[Start Dataset extract]

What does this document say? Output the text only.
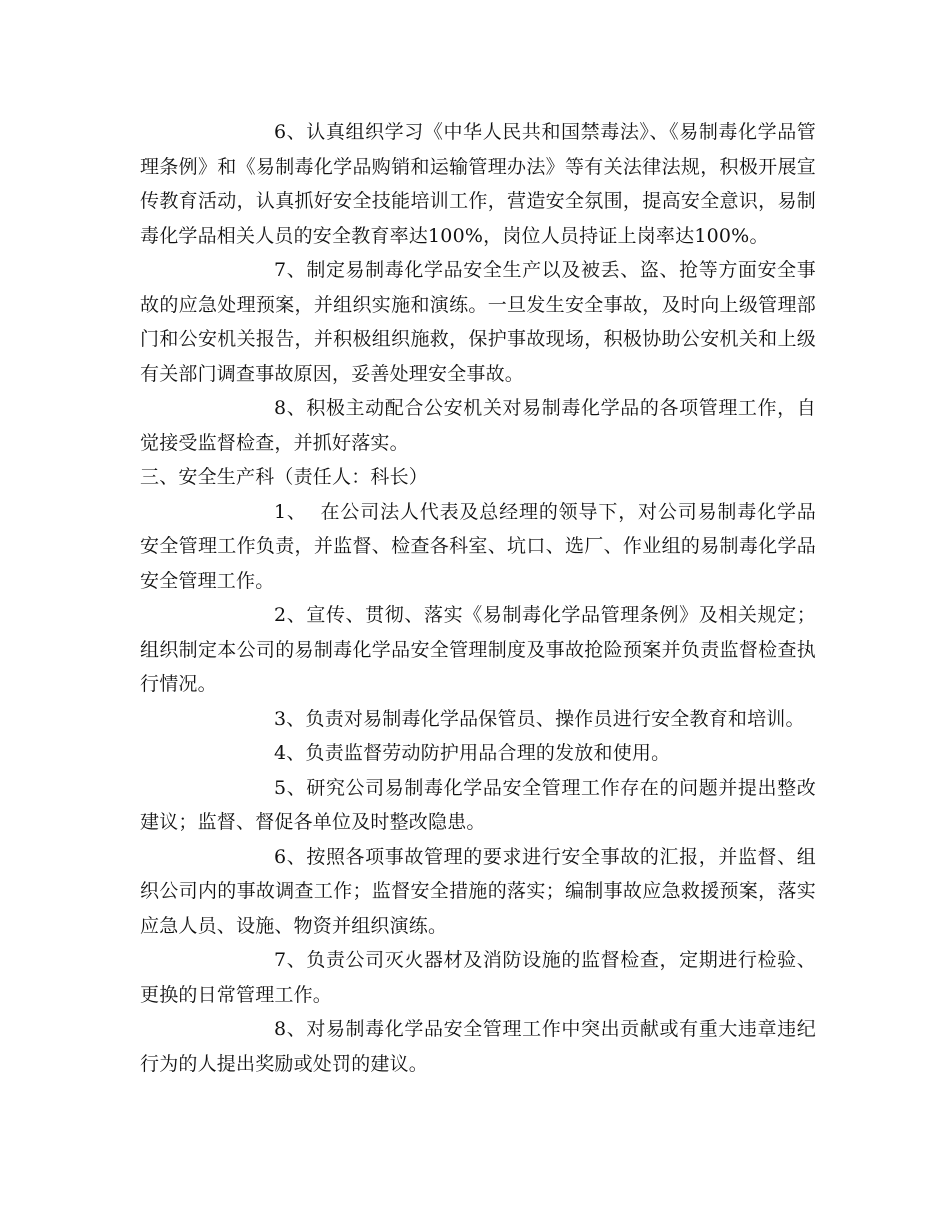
6、认真组织学习《中华人民共和国禁毒法》、《易制毒化学品管理条例》和《易制毒化学品购销和运输管理办法》等有关法律法规，积极开展宣传教育活动，认真抓好安全技能培训工作，营造安全氛围，提高安全意识，易制毒化学品相关人员的安全教育率达100%，岗位人员持证上岗率达100%。

7、制定易制毒化学品安全生产以及被丢、盗、抢等方面安全事故的应急处理预案，并组织实施和演练。一旦发生安全事故，及时向上级管理部门和公安机关报告，并积极组织施救，保护事故现场，积极协助公安机关和上级有关部门调查事故原因，妥善处理安全事故。

8、积极主动配合公安机关对易制毒化学品的各项管理工作，自觉接受监督检查，并抓好落实。

三、安全生产科（责任人：科长）

1、  在公司法人代表及总经理的领导下，对公司易制毒化学品安全管理工作负责，并监督、检查各科室、坑口、选厂、作业组的易制毒化学品安全管理工作。

2、宣传、贯彻、落实《易制毒化学品管理条例》及相关规定；组织制定本公司的易制毒化学品安全管理制度及事故抢险预案并负责监督检查执行情况。

3、负责对易制毒化学品保管员、操作员进行安全教育和培训。

4、负责监督劳动防护用品合理的发放和使用。

5、研究公司易制毒化学品安全管理工作存在的问题并提出整改建议；监督、督促各单位及时整改隐患。

6、按照各项事故管理的要求进行安全事故的汇报，并监督、组织公司内的事故调查工作；监督安全措施的落实；编制事故应急救援预案，落实应急人员、设施、物资并组织演练。

7、负责公司灭火器材及消防设施的监督检查，定期进行检验、更换的日常管理工作。

8、对易制毒化学品安全管理工作中突出贡献或有重大违章违纪行为的人提出奖励或处罚的建议。
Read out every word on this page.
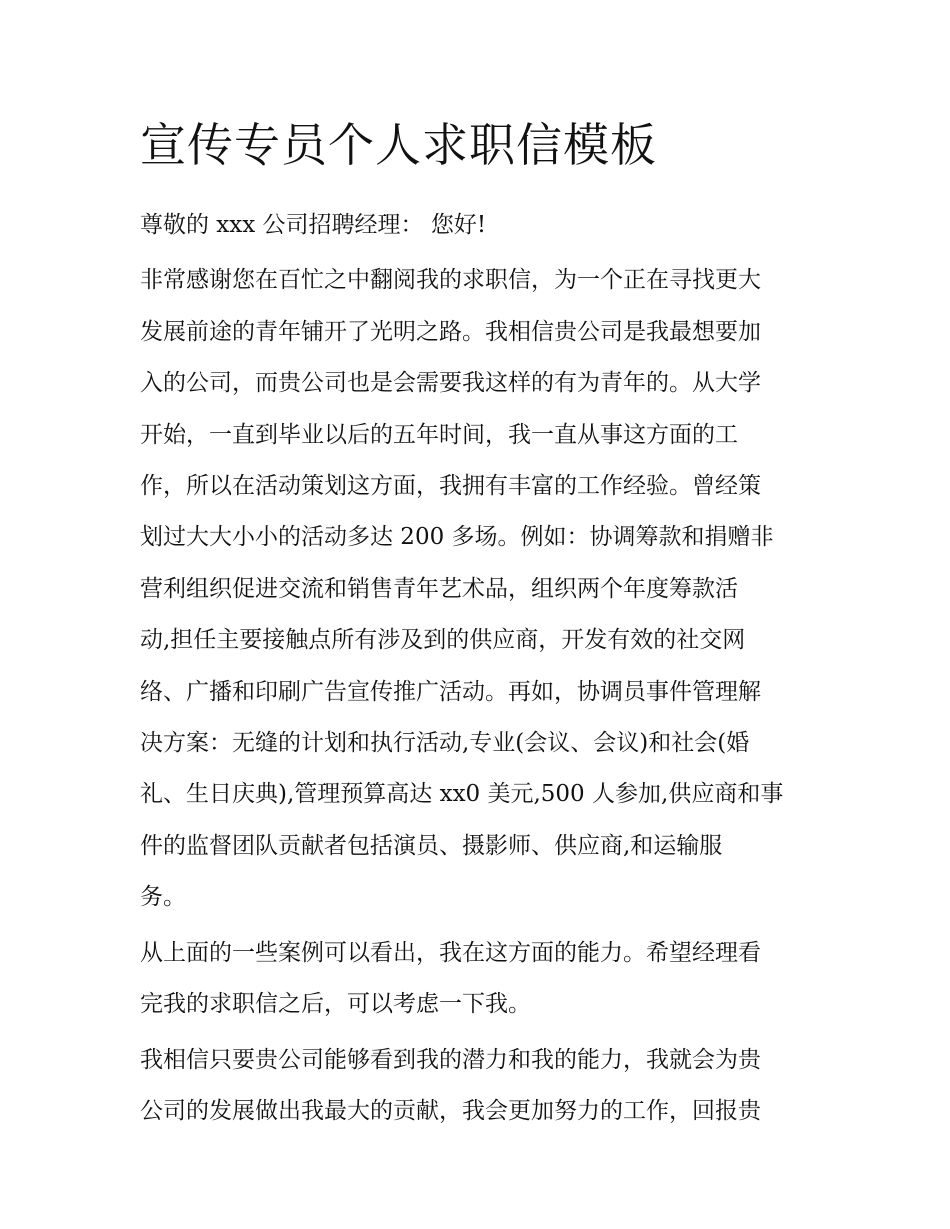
宣传专员个人求职信模板

尊敬的 xxx 公司招聘经理： 您好!

非常感谢您在百忙之中翻阅我的求职信，为一个正在寻找更大
发展前途的青年铺开了光明之路。我相信贵公司是我最想要加
入的公司，而贵公司也是会需要我这样的有为青年的。从大学
开始，一直到毕业以后的五年时间，我一直从事这方面的工
作，所以在活动策划这方面，我拥有丰富的工作经验。曾经策
划过大大小小的活动多达 200 多场。例如：协调筹款和捐赠非
营利组织促进交流和销售青年艺术品，组织两个年度筹款活
动,担任主要接触点所有涉及到的供应商，开发有效的社交网
络、广播和印刷广告宣传推广活动。再如，协调员事件管理解
决方案：无缝的计划和执行活动,专业(会议、会议)和社会(婚
礼、生日庆典),管理预算高达 xx0 美元,500 人参加,供应商和事
件的监督团队贡献者包括演员、摄影师、供应商,和运输服
务。

从上面的一些案例可以看出，我在这方面的能力。希望经理看
完我的求职信之后，可以考虑一下我。

我相信只要贵公司能够看到我的潜力和我的能力，我就会为贵
公司的发展做出我最大的贡献，我会更加努力的工作，回报贵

[End Dataset extract]

Write the material out again exactly as it appears, dropping the pictures.

Output of the task →
What does this document say? Output the text only.
6、认真组织学习《中华人民共和国禁毒法》、《易制毒化学品管理条例》和《易制毒化学品购销和运输管理办法》等有关法律法规，积极开展宣传教育活动，认真抓好安全技能培训工作，营造安全氛围，提高安全意识，易制毒化学品相关人员的安全教育率达100%，岗位人员持证上岗率达100%。

7、制定易制毒化学品安全生产以及被丢、盗、抢等方面安全事故的应急处理预案，并组织实施和演练。一旦发生安全事故，及时向上级管理部门和公安机关报告，并积极组织施救，保护事故现场，积极协助公安机关和上级有关部门调查事故原因，妥善处理安全事故。

8、积极主动配合公安机关对易制毒化学品的各项管理工作，自觉接受监督检查，并抓好落实。

三、安全生产科（责任人：科长）

1、  在公司法人代表及总经理的领导下，对公司易制毒化学品安全管理工作负责，并监督、检查各科室、坑口、选厂、作业组的易制毒化学品安全管理工作。

2、宣传、贯彻、落实《易制毒化学品管理条例》及相关规定；组织制定本公司的易制毒化学品安全管理制度及事故抢险预案并负责监督检查执行情况。

3、负责对易制毒化学品保管员、操作员进行安全教育和培训。

4、负责监督劳动防护用品合理的发放和使用。

5、研究公司易制毒化学品安全管理工作存在的问题并提出整改建议；监督、督促各单位及时整改隐患。

6、按照各项事故管理的要求进行安全事故的汇报，并监督、组织公司内的事故调查工作；监督安全措施的落实；编制事故应急救援预案，落实应急人员、设施、物资并组织演练。

7、负责公司灭火器材及消防设施的监督检查，定期进行检验、更换的日常管理工作。

8、对易制毒化学品安全管理工作中突出贡献或有重大违章违纪行为的人提出奖励或处罚的建议。
Read out every word on this page.
宣传专员个人求职信模板

尊敬的 xxx 公司招聘经理： 您好!

非常感谢您在百忙之中翻阅我的求职信，为一个正在寻找更大
发展前途的青年铺开了光明之路。我相信贵公司是我最想要加
入的公司，而贵公司也是会需要我这样的有为青年的。从大学
开始，一直到毕业以后的五年时间，我一直从事这方面的工
作，所以在活动策划这方面，我拥有丰富的工作经验。曾经策
划过大大小小的活动多达 200 多场。例如：协调筹款和捐赠非
营利组织促进交流和销售青年艺术品，组织两个年度筹款活
动,担任主要接触点所有涉及到的供应商，开发有效的社交网
络、广播和印刷广告宣传推广活动。再如，协调员事件管理解
决方案：无缝的计划和执行活动,专业(会议、会议)和社会(婚
礼、生日庆典),管理预算高达 xx0 美元,500 人参加,供应商和事
件的监督团队贡献者包括演员、摄影师、供应商,和运输服
务。

从上面的一些案例可以看出，我在这方面的能力。希望经理看
完我的求职信之后，可以考虑一下我。

我相信只要贵公司能够看到我的潜力和我的能力，我就会为贵
公司的发展做出我最大的贡献，我会更加努力的工作，回报贵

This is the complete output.